TASK INPUT:
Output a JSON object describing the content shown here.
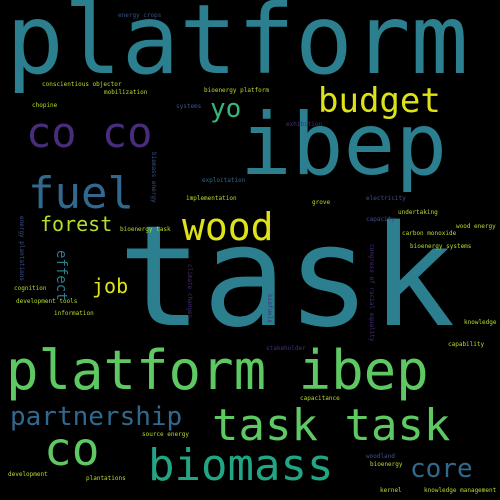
{
  "title": "word cloud",
  "palette": {
    "background": "#000000",
    "teal": "#2c7f8e",
    "blue": "#31688e",
    "green": "#5ec962",
    "green_mid": "#35b779",
    "seafoam": "#21a685",
    "yellow": "#dde318",
    "yellow_green": "#b5de2b",
    "purple": "#472d7b",
    "indigo": "#3b528b",
    "dark_purple": "#440154"
  },
  "words": {
    "platform": "platform",
    "task_big": "task",
    "ibep": "ibep",
    "platform_ibep": "platform ibep",
    "co_co": "co co",
    "budget": "budget",
    "yo": "yo",
    "fuel": "fuel",
    "wood": "wood",
    "forest": "forest",
    "task_task": "task task",
    "partnership": "partnership",
    "co": "co",
    "biomass": "biomass",
    "core": "core",
    "job": "job",
    "effect": "effect",
    "energy_crops": "energy crops",
    "conscientious_objector": "conscientious objector",
    "mobilization": "mobilization",
    "bioenergy_platform": "bioenergy platform",
    "chopine": "chopine",
    "systems": "systems",
    "exhibition": "exhibition",
    "exploitation": "exploitation",
    "implementation": "implementation",
    "electricity": "electricity",
    "grove": "grove",
    "bioenergy_task": "bioenergy task",
    "capacity": "capacity",
    "undertaking": "undertaking",
    "wood_energy": "wood energy",
    "carbon_monoxide": "carbon monoxide",
    "bioenergy_systems": "bioenergy systems",
    "cognition": "cognition",
    "development_tools": "development tools",
    "information": "information",
    "knowledge": "knowledge",
    "capability": "capability",
    "stakeholder": "stakeholder",
    "capacitance": "capacitance",
    "source_energy": "source energy",
    "woodland": "woodland",
    "bioenergy": "bioenergy",
    "development": "development",
    "plantations": "plantations",
    "kernel": "kernel",
    "knowledge_management": "knowledge management",
    "energy_plantations": "energy plantations",
    "biomass_energy": "biomass energy",
    "climate_changes": "climate changes",
    "biofuels": "biofuels",
    "congress_of_racial_equality": "congress of racial equality"
  }
}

SHORT TASK: Among the entries, how many lines include the word "biomass"? Answer with a single number and nothing further.

EXERCISE OUTPUT: 2